◆ REQUEST
Locate the string "selected" throughout the material and copy every line in which it occurs.

◆ SOURCE DATA
• • •

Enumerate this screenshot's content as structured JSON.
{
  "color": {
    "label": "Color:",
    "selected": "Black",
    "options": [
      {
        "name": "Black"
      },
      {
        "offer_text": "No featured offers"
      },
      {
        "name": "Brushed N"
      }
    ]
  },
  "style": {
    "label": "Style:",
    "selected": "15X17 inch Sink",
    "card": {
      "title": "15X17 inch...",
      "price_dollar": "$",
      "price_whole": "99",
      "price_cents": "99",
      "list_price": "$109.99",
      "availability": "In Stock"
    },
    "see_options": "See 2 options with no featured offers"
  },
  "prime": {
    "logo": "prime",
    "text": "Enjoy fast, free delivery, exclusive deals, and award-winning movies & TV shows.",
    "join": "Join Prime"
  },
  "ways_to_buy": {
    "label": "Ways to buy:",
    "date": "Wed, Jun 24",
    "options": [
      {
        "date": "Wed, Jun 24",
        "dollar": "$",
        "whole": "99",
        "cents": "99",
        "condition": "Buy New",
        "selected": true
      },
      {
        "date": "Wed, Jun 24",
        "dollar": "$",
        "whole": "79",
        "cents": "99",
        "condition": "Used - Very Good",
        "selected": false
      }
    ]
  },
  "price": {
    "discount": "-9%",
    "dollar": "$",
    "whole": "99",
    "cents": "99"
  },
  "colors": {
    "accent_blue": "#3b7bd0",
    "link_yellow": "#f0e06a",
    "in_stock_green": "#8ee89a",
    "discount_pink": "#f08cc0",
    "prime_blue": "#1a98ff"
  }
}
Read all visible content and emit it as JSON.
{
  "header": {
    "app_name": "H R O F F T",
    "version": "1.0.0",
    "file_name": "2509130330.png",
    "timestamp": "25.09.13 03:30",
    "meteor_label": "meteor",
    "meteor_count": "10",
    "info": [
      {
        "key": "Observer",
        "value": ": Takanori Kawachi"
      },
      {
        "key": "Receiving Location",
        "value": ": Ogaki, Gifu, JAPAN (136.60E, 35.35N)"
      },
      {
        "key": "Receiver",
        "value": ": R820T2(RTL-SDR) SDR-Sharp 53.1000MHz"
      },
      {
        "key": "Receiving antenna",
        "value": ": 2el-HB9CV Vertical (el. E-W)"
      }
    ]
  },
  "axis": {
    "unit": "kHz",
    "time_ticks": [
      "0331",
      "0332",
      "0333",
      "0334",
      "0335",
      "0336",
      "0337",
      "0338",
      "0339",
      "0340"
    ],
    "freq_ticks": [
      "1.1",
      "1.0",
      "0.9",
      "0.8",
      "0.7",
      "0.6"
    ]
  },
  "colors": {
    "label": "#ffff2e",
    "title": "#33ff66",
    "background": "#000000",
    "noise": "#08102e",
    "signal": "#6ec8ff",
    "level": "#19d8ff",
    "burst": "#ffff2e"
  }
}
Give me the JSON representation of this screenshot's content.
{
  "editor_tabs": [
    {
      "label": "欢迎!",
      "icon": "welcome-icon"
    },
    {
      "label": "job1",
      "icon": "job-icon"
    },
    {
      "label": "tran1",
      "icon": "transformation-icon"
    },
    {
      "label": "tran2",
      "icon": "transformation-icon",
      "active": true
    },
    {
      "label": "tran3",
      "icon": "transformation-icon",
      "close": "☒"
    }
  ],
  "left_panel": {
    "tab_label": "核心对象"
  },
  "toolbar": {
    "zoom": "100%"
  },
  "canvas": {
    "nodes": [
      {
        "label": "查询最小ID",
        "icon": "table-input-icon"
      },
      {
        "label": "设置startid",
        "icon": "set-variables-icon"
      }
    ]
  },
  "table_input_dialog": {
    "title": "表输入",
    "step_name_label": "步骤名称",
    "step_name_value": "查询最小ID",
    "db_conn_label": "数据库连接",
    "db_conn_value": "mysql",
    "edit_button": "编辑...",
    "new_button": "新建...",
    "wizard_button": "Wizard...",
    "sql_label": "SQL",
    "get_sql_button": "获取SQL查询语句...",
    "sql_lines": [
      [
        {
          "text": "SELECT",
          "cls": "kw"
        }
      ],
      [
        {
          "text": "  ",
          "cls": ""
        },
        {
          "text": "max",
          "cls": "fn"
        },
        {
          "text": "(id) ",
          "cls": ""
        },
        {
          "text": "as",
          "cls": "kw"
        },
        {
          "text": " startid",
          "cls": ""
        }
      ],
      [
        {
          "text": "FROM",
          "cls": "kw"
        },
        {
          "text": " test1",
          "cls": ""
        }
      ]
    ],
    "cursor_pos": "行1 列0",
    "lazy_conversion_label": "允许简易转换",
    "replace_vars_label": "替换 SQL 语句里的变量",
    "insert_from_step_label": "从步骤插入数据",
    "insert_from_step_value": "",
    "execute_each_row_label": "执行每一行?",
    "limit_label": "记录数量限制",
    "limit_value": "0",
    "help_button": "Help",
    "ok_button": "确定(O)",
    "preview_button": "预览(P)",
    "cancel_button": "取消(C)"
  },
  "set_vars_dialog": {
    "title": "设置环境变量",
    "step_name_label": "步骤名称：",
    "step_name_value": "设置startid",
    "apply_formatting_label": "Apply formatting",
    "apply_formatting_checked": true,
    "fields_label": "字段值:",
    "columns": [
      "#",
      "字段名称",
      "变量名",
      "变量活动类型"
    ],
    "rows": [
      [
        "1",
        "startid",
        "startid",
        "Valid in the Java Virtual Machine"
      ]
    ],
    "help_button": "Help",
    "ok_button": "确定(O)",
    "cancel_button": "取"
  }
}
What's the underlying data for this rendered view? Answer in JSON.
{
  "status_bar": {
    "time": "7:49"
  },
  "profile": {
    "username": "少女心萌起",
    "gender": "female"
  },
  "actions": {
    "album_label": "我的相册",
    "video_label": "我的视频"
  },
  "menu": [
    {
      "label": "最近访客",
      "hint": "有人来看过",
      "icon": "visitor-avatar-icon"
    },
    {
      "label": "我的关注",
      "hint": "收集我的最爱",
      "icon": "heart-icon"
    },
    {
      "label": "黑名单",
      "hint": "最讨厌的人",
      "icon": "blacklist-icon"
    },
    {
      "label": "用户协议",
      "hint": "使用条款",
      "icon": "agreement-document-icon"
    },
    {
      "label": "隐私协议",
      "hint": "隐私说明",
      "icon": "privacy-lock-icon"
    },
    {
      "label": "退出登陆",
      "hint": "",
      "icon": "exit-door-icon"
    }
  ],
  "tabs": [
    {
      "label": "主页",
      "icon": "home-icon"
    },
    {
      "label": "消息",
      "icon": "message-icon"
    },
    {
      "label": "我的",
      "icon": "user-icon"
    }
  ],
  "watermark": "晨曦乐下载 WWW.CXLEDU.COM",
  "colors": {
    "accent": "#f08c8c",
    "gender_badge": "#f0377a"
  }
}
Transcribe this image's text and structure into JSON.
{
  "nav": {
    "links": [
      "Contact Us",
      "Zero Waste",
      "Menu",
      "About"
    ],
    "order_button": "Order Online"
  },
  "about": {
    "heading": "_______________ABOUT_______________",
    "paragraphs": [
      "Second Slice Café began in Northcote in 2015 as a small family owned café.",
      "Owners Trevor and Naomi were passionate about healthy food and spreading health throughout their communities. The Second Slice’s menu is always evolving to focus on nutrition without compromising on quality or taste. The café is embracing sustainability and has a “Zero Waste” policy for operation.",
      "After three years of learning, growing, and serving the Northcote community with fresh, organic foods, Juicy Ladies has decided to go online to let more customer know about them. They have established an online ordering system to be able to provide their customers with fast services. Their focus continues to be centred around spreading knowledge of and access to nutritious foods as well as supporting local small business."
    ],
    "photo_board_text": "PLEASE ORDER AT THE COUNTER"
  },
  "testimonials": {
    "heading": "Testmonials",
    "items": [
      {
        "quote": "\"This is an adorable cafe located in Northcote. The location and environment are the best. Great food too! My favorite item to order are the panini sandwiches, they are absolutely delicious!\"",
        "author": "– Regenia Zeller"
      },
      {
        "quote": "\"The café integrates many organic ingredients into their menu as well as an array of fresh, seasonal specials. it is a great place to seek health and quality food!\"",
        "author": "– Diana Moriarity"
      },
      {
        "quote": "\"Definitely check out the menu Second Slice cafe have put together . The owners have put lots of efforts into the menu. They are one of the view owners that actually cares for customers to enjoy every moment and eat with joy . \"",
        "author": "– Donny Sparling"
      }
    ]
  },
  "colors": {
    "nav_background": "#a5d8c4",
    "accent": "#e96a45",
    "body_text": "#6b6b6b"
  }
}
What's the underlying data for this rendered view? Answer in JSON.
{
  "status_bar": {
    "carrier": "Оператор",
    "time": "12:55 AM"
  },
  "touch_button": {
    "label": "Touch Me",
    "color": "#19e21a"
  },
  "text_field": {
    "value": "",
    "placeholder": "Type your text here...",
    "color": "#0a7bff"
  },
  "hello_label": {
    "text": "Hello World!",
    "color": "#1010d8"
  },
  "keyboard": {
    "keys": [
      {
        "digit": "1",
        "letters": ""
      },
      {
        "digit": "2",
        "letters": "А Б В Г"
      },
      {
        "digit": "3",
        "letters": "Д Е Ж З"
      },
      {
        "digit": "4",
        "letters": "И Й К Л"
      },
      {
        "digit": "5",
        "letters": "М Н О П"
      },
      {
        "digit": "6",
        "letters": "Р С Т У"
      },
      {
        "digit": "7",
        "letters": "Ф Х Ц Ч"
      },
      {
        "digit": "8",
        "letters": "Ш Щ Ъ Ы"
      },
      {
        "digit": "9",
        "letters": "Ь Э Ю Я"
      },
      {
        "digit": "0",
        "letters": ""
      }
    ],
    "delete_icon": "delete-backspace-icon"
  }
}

• • •

◆ RESULT OF THIS TASK
    "selected": "Black",
    "selected": "15X17 inch Sink",
        "selected": true
        "selected": false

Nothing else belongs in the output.